**Written exercise**. Pick out each line of the records in which the word "iteration" appears.

**Supplied material**.
--------------------------------------------------
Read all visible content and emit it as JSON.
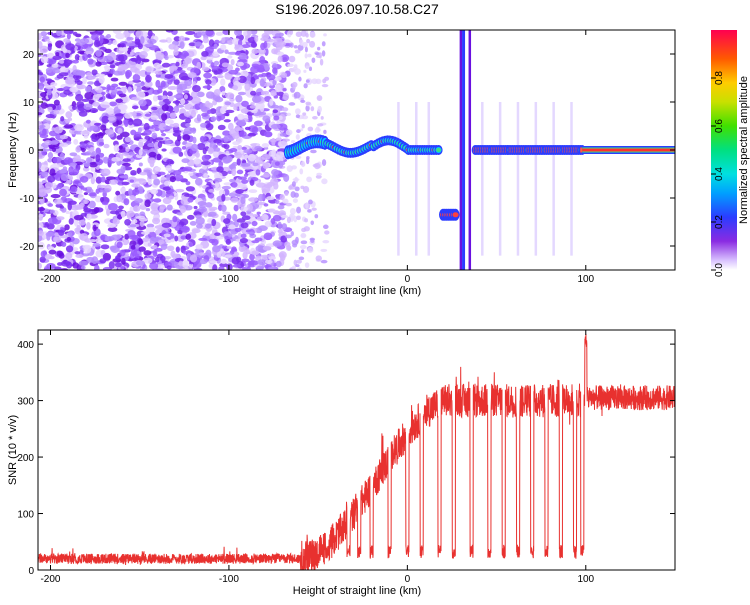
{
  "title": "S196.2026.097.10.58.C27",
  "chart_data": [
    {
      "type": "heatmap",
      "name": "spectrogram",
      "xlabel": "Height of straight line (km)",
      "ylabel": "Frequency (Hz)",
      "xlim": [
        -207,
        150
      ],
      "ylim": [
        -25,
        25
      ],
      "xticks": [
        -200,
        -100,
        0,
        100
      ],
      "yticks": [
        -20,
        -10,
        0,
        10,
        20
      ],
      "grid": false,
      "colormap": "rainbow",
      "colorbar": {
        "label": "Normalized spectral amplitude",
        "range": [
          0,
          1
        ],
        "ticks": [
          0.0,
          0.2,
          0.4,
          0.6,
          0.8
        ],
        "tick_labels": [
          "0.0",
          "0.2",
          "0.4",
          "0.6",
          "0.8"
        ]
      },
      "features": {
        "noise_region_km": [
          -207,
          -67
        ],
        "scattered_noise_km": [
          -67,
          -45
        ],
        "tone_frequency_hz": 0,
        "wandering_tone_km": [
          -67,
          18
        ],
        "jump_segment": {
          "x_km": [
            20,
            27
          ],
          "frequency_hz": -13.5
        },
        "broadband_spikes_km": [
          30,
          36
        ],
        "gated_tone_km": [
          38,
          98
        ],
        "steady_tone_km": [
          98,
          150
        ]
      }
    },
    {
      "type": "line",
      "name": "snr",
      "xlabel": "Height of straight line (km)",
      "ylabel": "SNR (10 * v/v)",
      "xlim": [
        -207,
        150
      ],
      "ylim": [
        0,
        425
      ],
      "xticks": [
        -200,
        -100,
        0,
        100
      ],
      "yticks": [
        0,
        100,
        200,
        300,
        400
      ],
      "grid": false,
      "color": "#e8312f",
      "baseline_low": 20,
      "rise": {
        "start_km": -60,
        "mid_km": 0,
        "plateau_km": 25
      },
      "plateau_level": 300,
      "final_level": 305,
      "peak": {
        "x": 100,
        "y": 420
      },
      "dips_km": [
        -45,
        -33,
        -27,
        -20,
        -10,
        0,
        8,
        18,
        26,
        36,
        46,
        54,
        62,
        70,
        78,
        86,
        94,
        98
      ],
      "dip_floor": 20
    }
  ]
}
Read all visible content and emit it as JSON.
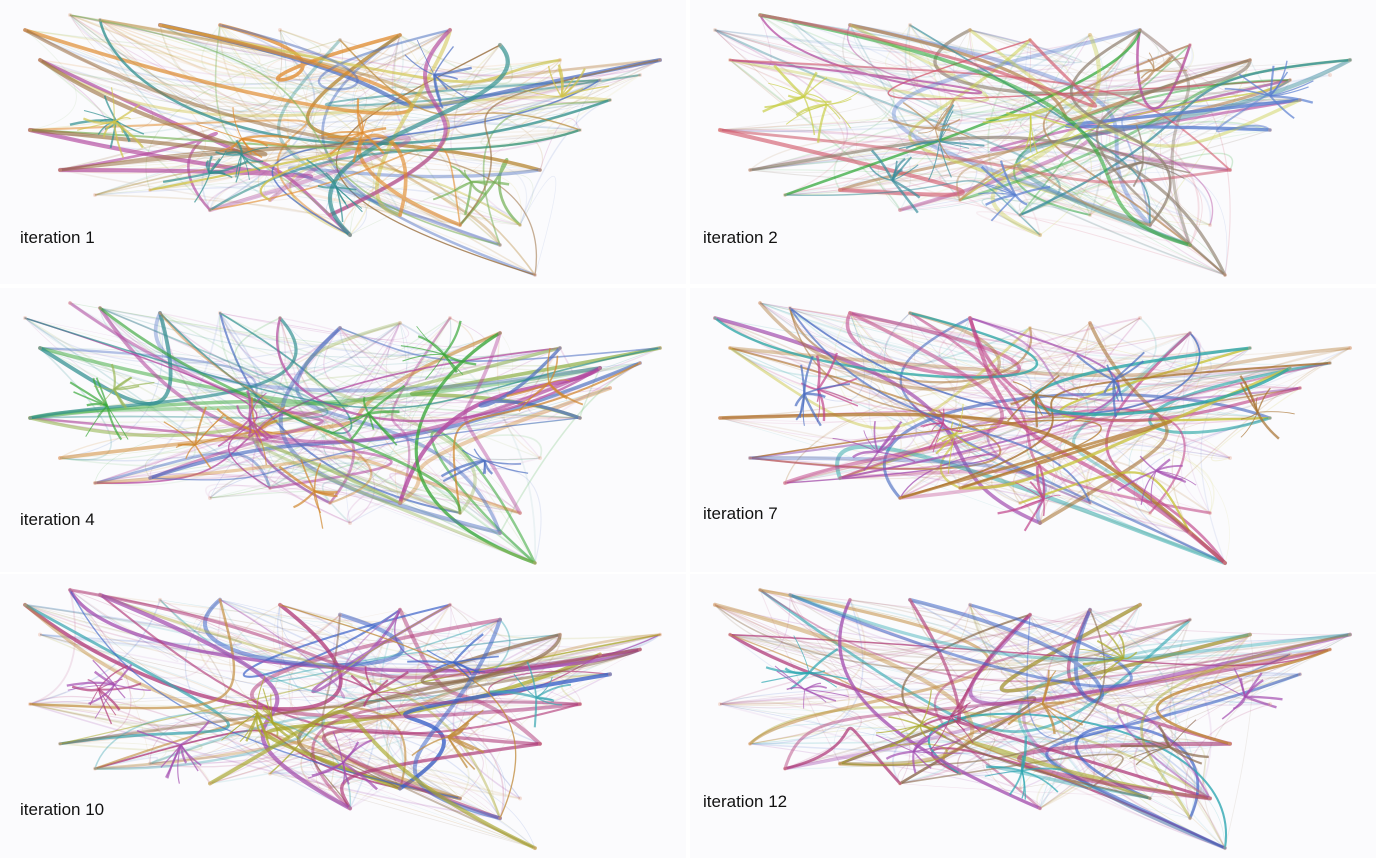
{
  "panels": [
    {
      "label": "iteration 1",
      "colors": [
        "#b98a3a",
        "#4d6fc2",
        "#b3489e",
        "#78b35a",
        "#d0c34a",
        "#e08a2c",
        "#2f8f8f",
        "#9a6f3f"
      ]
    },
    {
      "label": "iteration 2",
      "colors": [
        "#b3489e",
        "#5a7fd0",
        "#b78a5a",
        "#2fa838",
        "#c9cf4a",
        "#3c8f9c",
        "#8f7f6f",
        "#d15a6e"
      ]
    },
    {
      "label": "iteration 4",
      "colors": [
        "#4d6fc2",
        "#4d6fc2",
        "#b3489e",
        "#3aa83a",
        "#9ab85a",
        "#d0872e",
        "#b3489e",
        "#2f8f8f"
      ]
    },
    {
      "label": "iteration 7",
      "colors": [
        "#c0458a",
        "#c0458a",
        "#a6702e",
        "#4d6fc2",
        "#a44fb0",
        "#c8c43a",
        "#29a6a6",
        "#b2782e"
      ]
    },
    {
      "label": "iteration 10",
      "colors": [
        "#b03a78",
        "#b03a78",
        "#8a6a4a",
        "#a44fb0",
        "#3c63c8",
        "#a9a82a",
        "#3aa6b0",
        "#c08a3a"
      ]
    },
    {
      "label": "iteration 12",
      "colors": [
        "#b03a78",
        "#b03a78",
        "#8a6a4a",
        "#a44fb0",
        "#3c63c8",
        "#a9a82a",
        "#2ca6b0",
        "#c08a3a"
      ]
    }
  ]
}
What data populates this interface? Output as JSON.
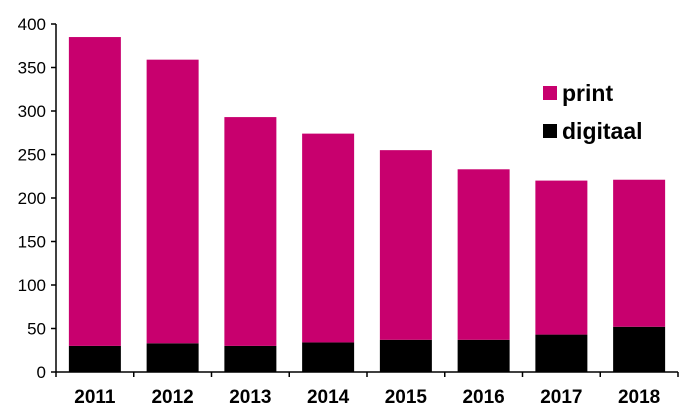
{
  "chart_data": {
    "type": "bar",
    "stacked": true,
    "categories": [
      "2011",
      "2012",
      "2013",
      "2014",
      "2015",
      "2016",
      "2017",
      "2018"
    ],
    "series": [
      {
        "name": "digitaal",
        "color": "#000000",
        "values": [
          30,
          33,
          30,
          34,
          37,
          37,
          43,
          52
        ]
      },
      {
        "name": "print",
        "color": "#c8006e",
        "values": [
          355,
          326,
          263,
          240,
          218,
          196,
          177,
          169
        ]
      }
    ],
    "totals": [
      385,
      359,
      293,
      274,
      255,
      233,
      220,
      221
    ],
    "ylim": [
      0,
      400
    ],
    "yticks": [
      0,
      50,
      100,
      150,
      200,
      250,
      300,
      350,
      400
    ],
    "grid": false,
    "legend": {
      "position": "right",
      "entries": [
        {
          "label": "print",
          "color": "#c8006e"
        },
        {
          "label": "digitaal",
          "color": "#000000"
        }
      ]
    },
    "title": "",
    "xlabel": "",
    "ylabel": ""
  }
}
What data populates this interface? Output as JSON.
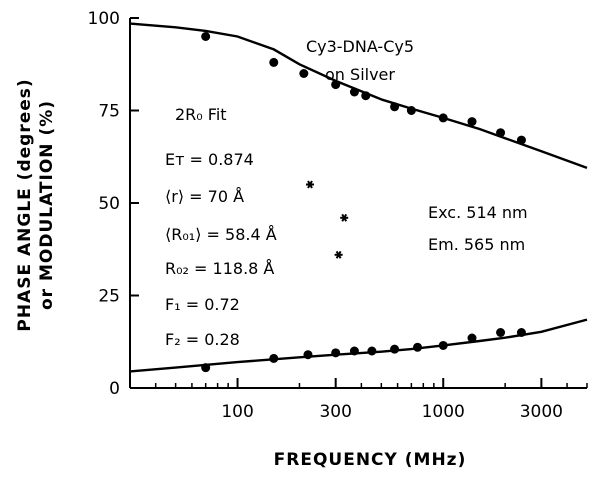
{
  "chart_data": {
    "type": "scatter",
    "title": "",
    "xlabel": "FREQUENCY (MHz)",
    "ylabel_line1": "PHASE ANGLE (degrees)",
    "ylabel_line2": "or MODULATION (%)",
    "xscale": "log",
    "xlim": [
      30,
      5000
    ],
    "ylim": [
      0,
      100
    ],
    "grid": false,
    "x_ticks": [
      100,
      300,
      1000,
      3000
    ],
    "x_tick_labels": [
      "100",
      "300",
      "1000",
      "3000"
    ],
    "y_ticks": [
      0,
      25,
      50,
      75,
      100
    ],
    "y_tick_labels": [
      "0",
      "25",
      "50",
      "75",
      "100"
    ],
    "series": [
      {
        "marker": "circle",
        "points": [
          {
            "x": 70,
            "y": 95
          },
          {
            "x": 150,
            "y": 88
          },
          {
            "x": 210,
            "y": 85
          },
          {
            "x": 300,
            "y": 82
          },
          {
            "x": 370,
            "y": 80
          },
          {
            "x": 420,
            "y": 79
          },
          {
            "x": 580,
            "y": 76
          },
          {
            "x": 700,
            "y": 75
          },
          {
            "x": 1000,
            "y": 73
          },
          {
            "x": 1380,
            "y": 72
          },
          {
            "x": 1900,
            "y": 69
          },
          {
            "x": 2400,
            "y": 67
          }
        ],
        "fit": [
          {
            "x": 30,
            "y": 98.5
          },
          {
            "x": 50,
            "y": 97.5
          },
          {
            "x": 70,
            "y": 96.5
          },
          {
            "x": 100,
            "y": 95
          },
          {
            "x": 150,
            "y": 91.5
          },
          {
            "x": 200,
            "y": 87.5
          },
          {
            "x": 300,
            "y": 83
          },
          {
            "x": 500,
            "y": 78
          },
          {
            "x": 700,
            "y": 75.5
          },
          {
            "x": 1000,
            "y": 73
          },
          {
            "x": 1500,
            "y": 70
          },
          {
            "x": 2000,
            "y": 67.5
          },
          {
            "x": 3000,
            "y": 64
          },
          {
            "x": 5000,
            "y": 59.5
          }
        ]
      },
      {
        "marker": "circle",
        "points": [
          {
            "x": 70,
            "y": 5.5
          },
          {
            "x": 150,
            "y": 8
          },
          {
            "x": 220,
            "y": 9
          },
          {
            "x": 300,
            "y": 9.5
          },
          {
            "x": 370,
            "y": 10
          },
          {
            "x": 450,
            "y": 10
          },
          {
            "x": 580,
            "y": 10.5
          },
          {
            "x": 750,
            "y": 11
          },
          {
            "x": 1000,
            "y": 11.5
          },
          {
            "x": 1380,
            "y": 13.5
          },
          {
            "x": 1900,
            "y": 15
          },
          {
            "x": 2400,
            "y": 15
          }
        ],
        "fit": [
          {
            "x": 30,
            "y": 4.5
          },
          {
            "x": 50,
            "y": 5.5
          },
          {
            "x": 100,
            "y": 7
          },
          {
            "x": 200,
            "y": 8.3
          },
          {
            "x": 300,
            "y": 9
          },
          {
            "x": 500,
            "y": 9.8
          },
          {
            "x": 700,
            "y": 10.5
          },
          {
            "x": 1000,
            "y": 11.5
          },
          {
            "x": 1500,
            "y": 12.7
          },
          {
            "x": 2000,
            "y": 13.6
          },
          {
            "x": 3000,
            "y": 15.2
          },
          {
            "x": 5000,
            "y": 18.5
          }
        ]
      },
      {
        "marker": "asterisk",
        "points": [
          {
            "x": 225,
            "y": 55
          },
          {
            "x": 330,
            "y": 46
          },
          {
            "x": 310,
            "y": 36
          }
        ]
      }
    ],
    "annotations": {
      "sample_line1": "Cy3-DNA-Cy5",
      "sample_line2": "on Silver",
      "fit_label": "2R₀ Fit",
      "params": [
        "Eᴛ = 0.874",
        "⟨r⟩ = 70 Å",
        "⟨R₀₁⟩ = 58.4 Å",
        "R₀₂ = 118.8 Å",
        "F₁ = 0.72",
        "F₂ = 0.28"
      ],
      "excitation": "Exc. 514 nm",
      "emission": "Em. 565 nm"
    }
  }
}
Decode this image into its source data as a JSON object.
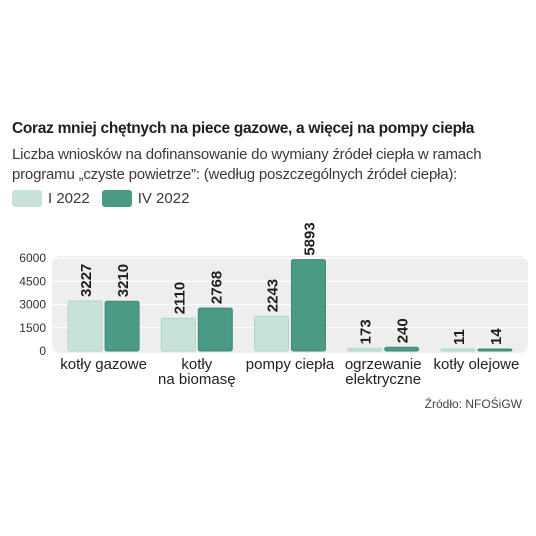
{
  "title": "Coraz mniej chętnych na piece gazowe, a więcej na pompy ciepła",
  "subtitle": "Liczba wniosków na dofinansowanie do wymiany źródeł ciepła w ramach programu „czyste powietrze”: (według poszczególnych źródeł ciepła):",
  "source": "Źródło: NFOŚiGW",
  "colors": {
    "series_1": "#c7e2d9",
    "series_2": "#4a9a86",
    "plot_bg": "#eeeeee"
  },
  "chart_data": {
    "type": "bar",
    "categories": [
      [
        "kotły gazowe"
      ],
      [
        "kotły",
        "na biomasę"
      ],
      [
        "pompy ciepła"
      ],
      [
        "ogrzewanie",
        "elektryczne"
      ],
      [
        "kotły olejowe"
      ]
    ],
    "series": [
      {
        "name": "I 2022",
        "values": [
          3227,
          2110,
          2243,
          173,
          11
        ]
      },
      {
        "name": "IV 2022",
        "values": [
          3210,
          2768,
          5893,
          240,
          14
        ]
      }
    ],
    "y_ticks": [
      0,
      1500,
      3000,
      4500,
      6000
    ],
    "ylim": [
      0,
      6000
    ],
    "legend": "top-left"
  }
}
--------------------------------------------------
**Final result**.
      "label": "iteration 1",
      "label": "iteration 2",
      "label": "iteration 4",
      "label": "iteration 7",
      "label": "iteration 10",
      "label": "iteration 12",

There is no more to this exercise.